PART I: DILEMMA OF THE
CRITICAL INTELLECT
a.
Let me begin
with a quote from William Blake’s prophetic poem MILTON:
There is a Moment in each
Day that Satan cannot find
Nor can his Watch Fiends
find it, but the Industrious find
This Moment & it multiply,
& when it once is found
It Renovates every Moment
of the Day if rightly placed
i.
This is what
we seek here: that dialectical moment of renewal that transcends organized
dehumanization.
ii.
And thus my theme:
love & intellect, because only via these two, playing off one another,
can we chart a way through and out of bitterness and stagnation.
b.
Dilemma of the
critically thinking individual
i.
Especially the
working class outsider
ii.
The one with
no institutional connection or power base, or even base of support of any
kind
iii.
Anonymous and
unacknowledged
iv.
Adrift amidst
the ignorance of both the rich and the poor
v.
In some cases
bereft of satisfactory interpersonal relationships
1.
Not understood
or respected by family—parents, siblings, spouses—or by lovers, friedns, neighbors,
community.
vi.
There is a tendency
to isolation
vii.
But isolation
breeds dysfunction & stagnation
1.
Examples
a.
My ex-companion’s
previous companion: a nerdy black atheist with an unhappy upbringing,
completely alienated from family, never could satisfactorily relate
to other people, sadly a case of arrested development, character & mind
never matured
b.
A frustrated,
bitter, misanthropic, highly intelligent young black woman not out of her
teens.
i.
She didn’t see
any prospects for human improvement: “Why should I want better for other people
what they don’t want for themselves?
ii.
I attempted to
convey a perspective by which she would escape the dead end of bitterness,
but I failed.
iii.
She got furious
with me, thinking I was just slinging empty platitudes
iv.
But I hate platitudes
and I hate preachers. I tried to respect her situation, but I could not get
through.
v.
There are no
guarantees, but there is a vital lesson: you must do justice to people’s experience
and people’s suffering
viii.
Invisibility
of the critical thinker lacking connections
1.
In a world organized
against thought
2.
Double invisibility
of minorities—I think esp. of black Americans
a.
Popular culture
organized against individual perspective
b.
The culture industry
has billions of dollars invested in stereotyping—even with an extended range
of types, and the phenomenon of crossover stereotyping (sitcoms)
c.
Everything is
a type—even nerds are a type, but an actual individual perception of the various
segments and assumptions of society is excluded
3.
How to address
the problem of social isolation?
a.
Support system
i.

◆ STATED GOAL 1 ◆
Swap "Population (in millions)" for "Population (millions)" in everything from the start of the entries down to the line containing "svg-text:Source: US Census", and leave every other character as it is.
The essay outline and the entries come from unrelated sources.

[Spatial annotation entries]
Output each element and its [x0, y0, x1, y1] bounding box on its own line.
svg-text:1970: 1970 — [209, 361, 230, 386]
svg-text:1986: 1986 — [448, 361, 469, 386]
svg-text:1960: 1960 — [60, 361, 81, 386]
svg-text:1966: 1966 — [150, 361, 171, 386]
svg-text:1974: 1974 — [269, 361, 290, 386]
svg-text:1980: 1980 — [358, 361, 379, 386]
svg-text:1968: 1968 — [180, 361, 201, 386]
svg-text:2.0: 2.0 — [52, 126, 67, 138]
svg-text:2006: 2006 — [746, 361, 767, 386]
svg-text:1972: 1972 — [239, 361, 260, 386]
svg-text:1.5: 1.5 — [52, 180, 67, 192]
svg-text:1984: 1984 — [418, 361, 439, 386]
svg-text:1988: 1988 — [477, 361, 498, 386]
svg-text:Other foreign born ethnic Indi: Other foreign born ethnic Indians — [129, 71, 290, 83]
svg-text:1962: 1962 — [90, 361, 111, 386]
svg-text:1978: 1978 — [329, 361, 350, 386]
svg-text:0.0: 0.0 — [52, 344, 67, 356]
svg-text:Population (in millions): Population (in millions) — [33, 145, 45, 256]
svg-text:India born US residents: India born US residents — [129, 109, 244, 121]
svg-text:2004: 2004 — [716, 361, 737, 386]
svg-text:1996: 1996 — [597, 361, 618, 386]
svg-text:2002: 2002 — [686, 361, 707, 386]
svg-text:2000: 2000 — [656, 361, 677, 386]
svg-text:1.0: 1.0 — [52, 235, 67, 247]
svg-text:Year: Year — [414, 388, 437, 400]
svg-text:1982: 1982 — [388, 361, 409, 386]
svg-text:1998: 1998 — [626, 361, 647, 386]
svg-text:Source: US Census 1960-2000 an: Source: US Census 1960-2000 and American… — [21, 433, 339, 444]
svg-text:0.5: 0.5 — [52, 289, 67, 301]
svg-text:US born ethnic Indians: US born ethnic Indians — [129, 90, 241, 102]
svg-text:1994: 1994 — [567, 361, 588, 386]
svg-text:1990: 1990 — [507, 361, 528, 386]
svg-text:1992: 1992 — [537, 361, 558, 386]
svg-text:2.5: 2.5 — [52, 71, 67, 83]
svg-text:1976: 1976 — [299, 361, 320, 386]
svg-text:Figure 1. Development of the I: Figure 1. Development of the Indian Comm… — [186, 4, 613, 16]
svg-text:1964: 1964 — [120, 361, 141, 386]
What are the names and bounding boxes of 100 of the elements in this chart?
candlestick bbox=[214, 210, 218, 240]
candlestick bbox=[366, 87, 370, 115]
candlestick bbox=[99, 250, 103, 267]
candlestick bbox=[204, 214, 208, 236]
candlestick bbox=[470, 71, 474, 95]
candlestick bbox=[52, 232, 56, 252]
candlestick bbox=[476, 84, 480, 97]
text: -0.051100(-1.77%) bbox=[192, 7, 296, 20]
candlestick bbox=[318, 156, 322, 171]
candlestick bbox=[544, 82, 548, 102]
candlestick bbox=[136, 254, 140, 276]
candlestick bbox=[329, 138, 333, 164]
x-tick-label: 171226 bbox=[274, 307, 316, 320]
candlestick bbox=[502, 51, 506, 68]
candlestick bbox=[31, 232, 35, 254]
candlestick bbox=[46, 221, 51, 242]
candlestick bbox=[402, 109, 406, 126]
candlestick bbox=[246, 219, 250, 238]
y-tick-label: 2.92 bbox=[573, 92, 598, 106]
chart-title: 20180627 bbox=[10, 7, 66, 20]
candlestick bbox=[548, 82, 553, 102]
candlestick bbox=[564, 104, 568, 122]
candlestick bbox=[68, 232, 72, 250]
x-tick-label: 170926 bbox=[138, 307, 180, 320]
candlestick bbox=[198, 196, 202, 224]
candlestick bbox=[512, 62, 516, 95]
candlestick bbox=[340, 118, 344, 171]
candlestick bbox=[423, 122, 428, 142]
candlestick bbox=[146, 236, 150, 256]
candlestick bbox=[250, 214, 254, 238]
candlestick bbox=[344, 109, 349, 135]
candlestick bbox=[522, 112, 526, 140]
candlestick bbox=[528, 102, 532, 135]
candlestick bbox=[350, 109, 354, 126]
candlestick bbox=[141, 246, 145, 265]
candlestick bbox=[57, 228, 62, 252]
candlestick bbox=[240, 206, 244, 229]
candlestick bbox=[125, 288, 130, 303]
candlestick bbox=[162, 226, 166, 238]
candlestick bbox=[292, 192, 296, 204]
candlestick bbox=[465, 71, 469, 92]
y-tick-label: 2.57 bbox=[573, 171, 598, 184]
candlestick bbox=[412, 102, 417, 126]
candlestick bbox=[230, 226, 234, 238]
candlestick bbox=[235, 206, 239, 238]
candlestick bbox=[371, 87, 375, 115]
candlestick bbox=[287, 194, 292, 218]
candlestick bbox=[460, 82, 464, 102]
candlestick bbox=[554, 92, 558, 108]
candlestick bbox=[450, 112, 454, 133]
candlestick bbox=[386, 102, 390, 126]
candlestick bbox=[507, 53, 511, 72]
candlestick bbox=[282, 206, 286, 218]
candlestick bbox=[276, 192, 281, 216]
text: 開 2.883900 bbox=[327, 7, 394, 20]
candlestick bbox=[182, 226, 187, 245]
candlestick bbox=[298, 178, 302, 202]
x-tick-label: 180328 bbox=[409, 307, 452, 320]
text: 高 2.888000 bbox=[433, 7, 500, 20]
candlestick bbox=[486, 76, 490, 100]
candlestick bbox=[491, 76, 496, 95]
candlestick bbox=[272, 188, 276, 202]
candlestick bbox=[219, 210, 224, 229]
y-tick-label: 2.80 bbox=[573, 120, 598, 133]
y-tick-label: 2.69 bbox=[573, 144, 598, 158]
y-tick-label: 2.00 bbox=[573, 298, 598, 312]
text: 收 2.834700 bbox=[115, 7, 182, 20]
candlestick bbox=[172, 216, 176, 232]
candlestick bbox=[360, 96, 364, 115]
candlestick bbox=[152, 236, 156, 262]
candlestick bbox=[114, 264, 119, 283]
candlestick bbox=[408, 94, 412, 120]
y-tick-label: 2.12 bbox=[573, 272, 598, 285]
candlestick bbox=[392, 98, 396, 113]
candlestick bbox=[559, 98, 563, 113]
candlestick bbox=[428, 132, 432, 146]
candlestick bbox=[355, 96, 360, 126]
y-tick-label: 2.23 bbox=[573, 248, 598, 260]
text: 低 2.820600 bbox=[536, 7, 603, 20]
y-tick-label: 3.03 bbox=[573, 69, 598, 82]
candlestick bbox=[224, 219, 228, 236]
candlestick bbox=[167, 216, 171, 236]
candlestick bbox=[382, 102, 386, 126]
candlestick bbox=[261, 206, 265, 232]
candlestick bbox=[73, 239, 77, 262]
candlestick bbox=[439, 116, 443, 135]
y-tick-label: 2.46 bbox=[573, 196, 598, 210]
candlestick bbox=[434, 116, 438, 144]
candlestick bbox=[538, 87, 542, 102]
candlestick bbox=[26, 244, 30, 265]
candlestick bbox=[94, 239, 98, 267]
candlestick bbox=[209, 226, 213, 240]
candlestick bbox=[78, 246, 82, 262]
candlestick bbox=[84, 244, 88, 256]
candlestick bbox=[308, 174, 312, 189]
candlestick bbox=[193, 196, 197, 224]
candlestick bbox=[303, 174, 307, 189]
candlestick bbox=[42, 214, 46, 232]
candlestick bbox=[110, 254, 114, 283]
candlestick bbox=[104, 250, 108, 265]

◆ STATED GOAL 2 ◆
Reproduce everything from "She didn’t see" down to "but I failed." in the outline on the critical intellect, word for word.

◆ WORKED ANSWER 1 ◆
Output each element and its [x0, y0, x1, y1] bounding box on its own line.
svg-text:1970: 1970 — [209, 361, 230, 386]
svg-text:1986: 1986 — [448, 361, 469, 386]
svg-text:1960: 1960 — [60, 361, 81, 386]
svg-text:1966: 1966 — [150, 361, 171, 386]
svg-text:1974: 1974 — [269, 361, 290, 386]
svg-text:1980: 1980 — [358, 361, 379, 386]
svg-text:1968: 1968 — [180, 361, 201, 386]
svg-text:2.0: 2.0 — [52, 126, 67, 138]
svg-text:2006: 2006 — [746, 361, 767, 386]
svg-text:1972: 1972 — [239, 361, 260, 386]
svg-text:1.5: 1.5 — [52, 180, 67, 192]
svg-text:1984: 1984 — [418, 361, 439, 386]
svg-text:1988: 1988 — [477, 361, 498, 386]
svg-text:Other foreign born ethnic Indi: Other foreign born ethnic Indians — [129, 71, 290, 83]
svg-text:1962: 1962 — [90, 361, 111, 386]
svg-text:1978: 1978 — [329, 361, 350, 386]
svg-text:0.0: 0.0 — [52, 344, 67, 356]
svg-text:Population (millions): Population (millions) — [33, 145, 45, 256]
svg-text:India born US residents: India born US residents — [129, 109, 244, 121]
svg-text:2004: 2004 — [716, 361, 737, 386]
svg-text:1996: 1996 — [597, 361, 618, 386]
svg-text:2002: 2002 — [686, 361, 707, 386]
svg-text:2000: 2000 — [656, 361, 677, 386]
svg-text:1.0: 1.0 — [52, 235, 67, 247]
svg-text:Year: Year — [414, 388, 437, 400]
svg-text:1982: 1982 — [388, 361, 409, 386]
svg-text:1998: 1998 — [626, 361, 647, 386]
svg-text:Source: US Census 1960-2000 an: Source: US Census 1960-2000 and American… — [21, 433, 339, 444]

◆ WORKED ANSWER 2 ◆
She didn’t see
any prospects for human improvement: “Why should I want better for other people
what they don’t want for themselves?
ii.
I attempted to
convey a perspective by which she would escape the dead end of bitterness,
but I failed.